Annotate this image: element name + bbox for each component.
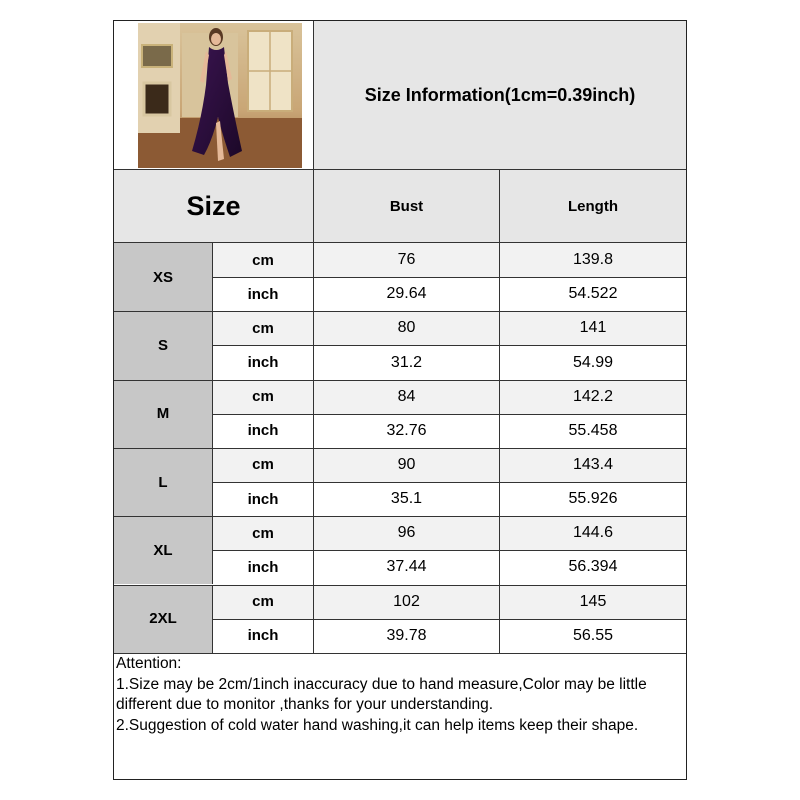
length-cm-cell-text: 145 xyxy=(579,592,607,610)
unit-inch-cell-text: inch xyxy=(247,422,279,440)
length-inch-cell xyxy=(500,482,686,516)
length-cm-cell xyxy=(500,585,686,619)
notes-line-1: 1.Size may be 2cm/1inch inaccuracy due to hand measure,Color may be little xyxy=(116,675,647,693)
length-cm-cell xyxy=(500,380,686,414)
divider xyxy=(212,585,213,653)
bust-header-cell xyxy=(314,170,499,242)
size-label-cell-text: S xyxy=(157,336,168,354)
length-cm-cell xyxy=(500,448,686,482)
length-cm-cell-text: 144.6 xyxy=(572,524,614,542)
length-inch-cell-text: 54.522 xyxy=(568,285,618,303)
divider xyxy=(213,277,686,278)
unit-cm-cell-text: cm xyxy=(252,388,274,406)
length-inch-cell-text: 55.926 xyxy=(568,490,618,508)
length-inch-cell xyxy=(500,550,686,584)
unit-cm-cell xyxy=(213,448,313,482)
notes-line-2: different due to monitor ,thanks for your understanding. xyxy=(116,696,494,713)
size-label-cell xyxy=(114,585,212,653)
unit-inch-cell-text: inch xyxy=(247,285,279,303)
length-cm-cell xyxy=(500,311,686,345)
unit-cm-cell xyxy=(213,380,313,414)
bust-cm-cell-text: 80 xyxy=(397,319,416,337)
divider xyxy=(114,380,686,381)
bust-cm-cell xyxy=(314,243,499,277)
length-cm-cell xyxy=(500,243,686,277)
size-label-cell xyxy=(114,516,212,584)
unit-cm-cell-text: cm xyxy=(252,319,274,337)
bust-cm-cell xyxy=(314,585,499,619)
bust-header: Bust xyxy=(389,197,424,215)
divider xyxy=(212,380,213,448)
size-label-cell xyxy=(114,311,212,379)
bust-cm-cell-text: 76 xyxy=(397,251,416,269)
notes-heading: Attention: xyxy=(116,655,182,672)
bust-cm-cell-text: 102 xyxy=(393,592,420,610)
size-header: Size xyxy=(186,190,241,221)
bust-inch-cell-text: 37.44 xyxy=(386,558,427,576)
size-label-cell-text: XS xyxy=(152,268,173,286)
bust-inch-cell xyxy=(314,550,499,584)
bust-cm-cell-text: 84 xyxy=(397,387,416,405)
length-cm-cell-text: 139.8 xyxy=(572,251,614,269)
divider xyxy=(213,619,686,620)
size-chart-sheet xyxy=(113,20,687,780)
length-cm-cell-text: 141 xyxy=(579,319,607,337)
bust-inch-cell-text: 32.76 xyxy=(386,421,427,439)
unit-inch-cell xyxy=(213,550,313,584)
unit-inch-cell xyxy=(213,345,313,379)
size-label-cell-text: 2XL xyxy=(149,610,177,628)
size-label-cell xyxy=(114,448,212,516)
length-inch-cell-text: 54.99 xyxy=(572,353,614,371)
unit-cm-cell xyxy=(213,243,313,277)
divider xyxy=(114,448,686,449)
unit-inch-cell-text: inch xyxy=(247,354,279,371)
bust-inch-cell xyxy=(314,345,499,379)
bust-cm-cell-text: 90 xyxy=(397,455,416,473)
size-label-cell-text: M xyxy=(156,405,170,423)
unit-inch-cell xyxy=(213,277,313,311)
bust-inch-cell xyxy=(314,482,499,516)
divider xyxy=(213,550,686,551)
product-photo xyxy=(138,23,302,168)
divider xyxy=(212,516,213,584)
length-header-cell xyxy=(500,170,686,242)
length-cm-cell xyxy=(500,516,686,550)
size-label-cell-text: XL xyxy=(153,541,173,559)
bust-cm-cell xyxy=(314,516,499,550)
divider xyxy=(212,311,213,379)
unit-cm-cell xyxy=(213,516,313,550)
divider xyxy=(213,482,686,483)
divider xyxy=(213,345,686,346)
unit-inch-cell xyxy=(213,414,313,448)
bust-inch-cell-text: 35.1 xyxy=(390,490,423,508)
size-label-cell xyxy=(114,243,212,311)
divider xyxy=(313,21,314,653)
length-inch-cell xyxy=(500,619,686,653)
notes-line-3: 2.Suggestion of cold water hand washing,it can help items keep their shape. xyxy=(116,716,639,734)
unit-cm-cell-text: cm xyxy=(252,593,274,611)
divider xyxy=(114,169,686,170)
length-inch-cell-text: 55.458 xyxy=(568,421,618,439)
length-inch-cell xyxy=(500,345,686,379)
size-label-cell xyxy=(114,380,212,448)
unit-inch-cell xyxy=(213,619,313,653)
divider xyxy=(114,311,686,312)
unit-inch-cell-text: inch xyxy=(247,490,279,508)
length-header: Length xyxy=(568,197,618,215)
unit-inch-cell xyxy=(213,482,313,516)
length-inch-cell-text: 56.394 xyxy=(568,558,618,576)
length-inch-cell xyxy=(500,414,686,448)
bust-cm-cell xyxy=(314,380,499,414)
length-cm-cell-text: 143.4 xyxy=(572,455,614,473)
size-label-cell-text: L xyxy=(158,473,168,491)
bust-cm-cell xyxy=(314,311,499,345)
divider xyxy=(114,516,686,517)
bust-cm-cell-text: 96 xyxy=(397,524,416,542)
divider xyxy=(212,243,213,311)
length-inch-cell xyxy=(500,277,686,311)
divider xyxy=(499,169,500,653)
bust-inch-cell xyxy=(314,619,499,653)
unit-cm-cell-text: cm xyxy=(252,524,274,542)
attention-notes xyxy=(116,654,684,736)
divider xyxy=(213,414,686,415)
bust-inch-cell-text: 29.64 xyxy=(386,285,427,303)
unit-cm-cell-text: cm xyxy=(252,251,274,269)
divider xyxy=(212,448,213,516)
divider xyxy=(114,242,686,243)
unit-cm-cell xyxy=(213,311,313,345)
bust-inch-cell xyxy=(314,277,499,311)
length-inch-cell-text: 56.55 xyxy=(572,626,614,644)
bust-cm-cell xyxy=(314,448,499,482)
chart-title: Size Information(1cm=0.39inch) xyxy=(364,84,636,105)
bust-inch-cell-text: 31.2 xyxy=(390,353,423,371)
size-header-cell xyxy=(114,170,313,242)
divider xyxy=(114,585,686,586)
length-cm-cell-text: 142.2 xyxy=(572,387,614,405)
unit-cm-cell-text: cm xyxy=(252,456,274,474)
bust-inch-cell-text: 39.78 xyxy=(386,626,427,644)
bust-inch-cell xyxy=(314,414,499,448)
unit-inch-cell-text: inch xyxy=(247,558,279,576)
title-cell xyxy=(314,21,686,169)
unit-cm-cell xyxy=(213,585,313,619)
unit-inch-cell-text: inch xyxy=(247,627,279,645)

▶ TASK BRIEF
Copy every line of the records above word for word, in the same order, leaving out the picture lines.

▶ RESULT FOR THIS TASK
Annotate this image: element name + bbox for each component.
length-cm-cell-text: 145 xyxy=(579,592,607,610)
unit-inch-cell-text: inch xyxy=(247,422,279,440)
length-inch-cell xyxy=(500,482,686,516)
length-cm-cell xyxy=(500,585,686,619)
notes-line-1: 1.Size may be 2cm/1inch inaccuracy due to hand measure,Color may be little xyxy=(116,675,647,693)
length-cm-cell xyxy=(500,380,686,414)
divider xyxy=(212,585,213,653)
bust-header-cell xyxy=(314,170,499,242)
size-label-cell-text: S xyxy=(157,336,168,354)
length-cm-cell xyxy=(500,448,686,482)
length-cm-cell-text: 144.6 xyxy=(572,524,614,542)
length-inch-cell-text: 54.522 xyxy=(568,285,618,303)
divider xyxy=(213,277,686,278)
unit-cm-cell-text: cm xyxy=(252,388,274,406)
length-inch-cell-text: 55.926 xyxy=(568,490,618,508)
length-inch-cell xyxy=(500,550,686,584)
unit-cm-cell xyxy=(213,448,313,482)
notes-line-2: different due to monitor ,thanks for your understanding. xyxy=(116,696,494,713)
size-label-cell xyxy=(114,585,212,653)
unit-inch-cell-text: inch xyxy=(247,285,279,303)
length-cm-cell xyxy=(500,311,686,345)
unit-cm-cell xyxy=(213,380,313,414)
bust-cm-cell-text: 80 xyxy=(397,319,416,337)
divider xyxy=(114,380,686,381)
bust-cm-cell xyxy=(314,243,499,277)
length-cm-cell xyxy=(500,243,686,277)
size-label-cell xyxy=(114,516,212,584)
unit-cm-cell-text: cm xyxy=(252,319,274,337)
bust-cm-cell xyxy=(314,585,499,619)
bust-header: Bust xyxy=(389,197,424,215)
divider xyxy=(212,380,213,448)
size-label-cell xyxy=(114,311,212,379)
bust-cm-cell-text: 76 xyxy=(397,251,416,269)
notes-heading: Attention: xyxy=(116,655,182,672)
bust-cm-cell-text: 102 xyxy=(393,592,420,610)
size-header: Size xyxy=(186,190,241,221)
bust-inch-cell-text: 37.44 xyxy=(386,558,427,576)
size-label-cell-text: XS xyxy=(152,268,173,286)
bust-inch-cell xyxy=(314,550,499,584)
bust-cm-cell-text: 84 xyxy=(397,387,416,405)
length-cm-cell-text: 139.8 xyxy=(572,251,614,269)
divider xyxy=(213,619,686,620)
size-chart-sheet xyxy=(113,20,687,780)
length-cm-cell-text: 141 xyxy=(579,319,607,337)
bust-inch-cell-text: 32.76 xyxy=(386,421,427,439)
unit-inch-cell xyxy=(213,550,313,584)
unit-inch-cell xyxy=(213,345,313,379)
size-label-cell-text: 2XL xyxy=(149,610,177,628)
size-label-cell xyxy=(114,448,212,516)
length-inch-cell-text: 54.99 xyxy=(572,353,614,371)
unit-cm-cell xyxy=(213,243,313,277)
divider xyxy=(114,448,686,449)
unit-inch-cell-text: inch xyxy=(247,354,279,371)
bust-inch-cell xyxy=(314,345,499,379)
bust-cm-cell-text: 90 xyxy=(397,455,416,473)
size-label-cell-text: M xyxy=(156,405,170,423)
unit-inch-cell xyxy=(213,277,313,311)
bust-inch-cell xyxy=(314,482,499,516)
divider xyxy=(213,550,686,551)
product-photo xyxy=(138,23,302,168)
divider xyxy=(212,516,213,584)
length-header-cell xyxy=(500,170,686,242)
length-cm-cell xyxy=(500,516,686,550)
size-label-cell-text: XL xyxy=(153,541,173,559)
bust-cm-cell xyxy=(314,516,499,550)
divider xyxy=(212,311,213,379)
unit-cm-cell xyxy=(213,516,313,550)
divider xyxy=(213,482,686,483)
divider xyxy=(213,345,686,346)
unit-inch-cell xyxy=(213,414,313,448)
bust-inch-cell-text: 35.1 xyxy=(390,490,423,508)
size-label-cell xyxy=(114,243,212,311)
divider xyxy=(313,21,314,653)
length-inch-cell xyxy=(500,619,686,653)
notes-line-3: 2.Suggestion of cold water hand washing,it can help items keep their shape. xyxy=(116,716,639,734)
unit-cm-cell-text: cm xyxy=(252,593,274,611)
divider xyxy=(114,169,686,170)
length-inch-cell-text: 55.458 xyxy=(568,421,618,439)
length-inch-cell xyxy=(500,345,686,379)
size-label-cell xyxy=(114,380,212,448)
unit-inch-cell xyxy=(213,619,313,653)
divider xyxy=(114,311,686,312)
unit-inch-cell-text: inch xyxy=(247,490,279,508)
length-header: Length xyxy=(568,197,618,215)
unit-inch-cell xyxy=(213,482,313,516)
length-inch-cell-text: 56.394 xyxy=(568,558,618,576)
length-inch-cell xyxy=(500,414,686,448)
bust-cm-cell xyxy=(314,380,499,414)
length-cm-cell-text: 143.4 xyxy=(572,455,614,473)
size-label-cell-text: L xyxy=(158,473,168,491)
bust-cm-cell xyxy=(314,311,499,345)
divider xyxy=(114,516,686,517)
bust-cm-cell-text: 96 xyxy=(397,524,416,542)
divider xyxy=(212,243,213,311)
length-inch-cell xyxy=(500,277,686,311)
divider xyxy=(499,169,500,653)
bust-inch-cell xyxy=(314,619,499,653)
unit-cm-cell-text: cm xyxy=(252,524,274,542)
attention-notes xyxy=(116,654,684,736)
divider xyxy=(213,414,686,415)
bust-inch-cell-text: 29.64 xyxy=(386,285,427,303)
unit-cm-cell-text: cm xyxy=(252,251,274,269)
divider xyxy=(212,448,213,516)
divider xyxy=(114,242,686,243)
unit-cm-cell xyxy=(213,311,313,345)
bust-inch-cell xyxy=(314,277,499,311)
length-inch-cell-text: 56.55 xyxy=(572,626,614,644)
bust-cm-cell xyxy=(314,448,499,482)
chart-title: Size Information(1cm=0.39inch) xyxy=(364,84,636,105)
bust-inch-cell-text: 31.2 xyxy=(390,353,423,371)
size-header-cell xyxy=(114,170,313,242)
divider xyxy=(114,585,686,586)
length-cm-cell-text: 142.2 xyxy=(572,387,614,405)
unit-cm-cell-text: cm xyxy=(252,456,274,474)
bust-inch-cell-text: 39.78 xyxy=(386,626,427,644)
bust-inch-cell xyxy=(314,414,499,448)
unit-inch-cell-text: inch xyxy=(247,558,279,576)
title-cell xyxy=(314,21,686,169)
unit-cm-cell xyxy=(213,585,313,619)
unit-inch-cell-text: inch xyxy=(247,627,279,645)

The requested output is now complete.